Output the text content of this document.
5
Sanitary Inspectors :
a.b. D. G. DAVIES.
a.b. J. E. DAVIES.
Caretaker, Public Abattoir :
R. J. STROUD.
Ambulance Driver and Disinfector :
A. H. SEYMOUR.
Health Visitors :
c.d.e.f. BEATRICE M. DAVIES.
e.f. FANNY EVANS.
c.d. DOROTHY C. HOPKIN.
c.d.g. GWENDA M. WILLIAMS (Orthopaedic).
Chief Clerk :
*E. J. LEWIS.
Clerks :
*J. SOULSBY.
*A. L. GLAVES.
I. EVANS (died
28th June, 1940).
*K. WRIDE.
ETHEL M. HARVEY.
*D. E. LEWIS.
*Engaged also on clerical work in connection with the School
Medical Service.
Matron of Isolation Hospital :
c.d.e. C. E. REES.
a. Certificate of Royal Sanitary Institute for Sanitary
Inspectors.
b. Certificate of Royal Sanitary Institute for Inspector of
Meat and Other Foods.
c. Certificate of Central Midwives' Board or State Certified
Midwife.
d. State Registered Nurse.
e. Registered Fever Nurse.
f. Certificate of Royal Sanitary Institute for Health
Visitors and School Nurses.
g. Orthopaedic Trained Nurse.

● GOAL: State the count of lines with the word "Sanitary" in them, and write nothing else.

● SOLUTION TO THE PROBLEM: 4